Data excerpts:
┌────────

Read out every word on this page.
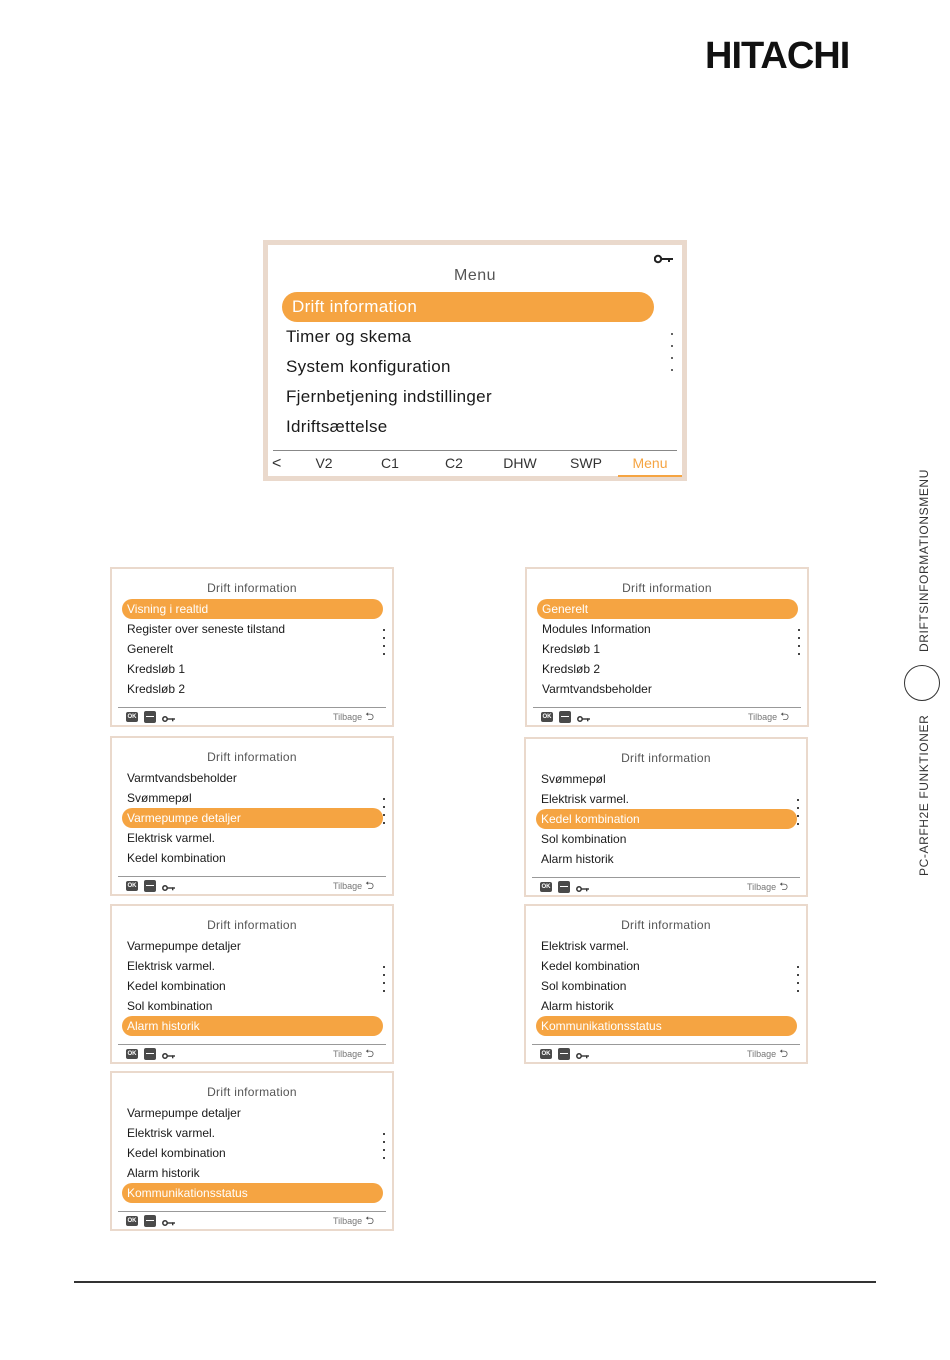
HITACHI
Menu
Drift information
Timer og skema
System konfiguration
Fjernbetjening indstillinger
Idriftsættelse
<	V2	C1	C2	DHW	SWP	Menu
Drift information
Visning i realtid
Register over seneste tilstand
Generelt
Kredsløb 1
Kredsløb 2
OK	Tilbage ⮌
Drift information
Generelt
Modules Information
Kredsløb 1
Kredsløb 2
Varmtvandsbeholder
OK	Tilbage ⮌
Drift information
Varmtvandsbeholder
Svømmepøl
Varmepumpe detaljer
Elektrisk varmel.
Kedel kombination
OK	Tilbage ⮌
Drift information
Svømmepøl
Elektrisk varmel.
Kedel kombination
Sol kombination
Alarm historik
OK	Tilbage ⮌
Drift information
Varmepumpe detaljer
Elektrisk varmel.
Kedel kombination
Sol kombination
Alarm historik
OK	Tilbage ⮌
Drift information
Elektrisk varmel.
Kedel kombination
Sol kombination
Alarm historik
Kommunikationsstatus
OK	Tilbage ⮌
Drift information
Varmepumpe detaljer
Elektrisk varmel.
Kedel kombination
Alarm historik
Kommunikationsstatus
OK	Tilbage ⮌
DRIFTSINFORMATIONSMENU
PC-ARFH2E FUNKTIONER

└────────

Restate the listing above word for word, and skip the pictures.

= Expected answer =
Read out every word on this page.
HITACHI
Menu
Drift information
Timer og skema
System konfiguration
Fjernbetjening indstillinger
Idriftsættelse
<	V2	C1	C2	DHW	SWP	Menu
Drift information
Visning i realtid
Register over seneste tilstand
Generelt
Kredsløb 1
Kredsløb 2
OK	Tilbage ⮌
Drift information
Generelt
Modules Information
Kredsløb 1
Kredsløb 2
Varmtvandsbeholder
OK	Tilbage ⮌
Drift information
Varmtvandsbeholder
Svømmepøl
Varmepumpe detaljer
Elektrisk varmel.
Kedel kombination
OK	Tilbage ⮌
Drift information
Svømmepøl
Elektrisk varmel.
Kedel kombination
Sol kombination
Alarm historik
OK	Tilbage ⮌
Drift information
Varmepumpe detaljer
Elektrisk varmel.
Kedel kombination
Sol kombination
Alarm historik
OK	Tilbage ⮌
Drift information
Elektrisk varmel.
Kedel kombination
Sol kombination
Alarm historik
Kommunikationsstatus
OK	Tilbage ⮌
Drift information
Varmepumpe detaljer
Elektrisk varmel.
Kedel kombination
Alarm historik
Kommunikationsstatus
OK	Tilbage ⮌
DRIFTSINFORMATIONSMENU
PC-ARFH2E FUNKTIONER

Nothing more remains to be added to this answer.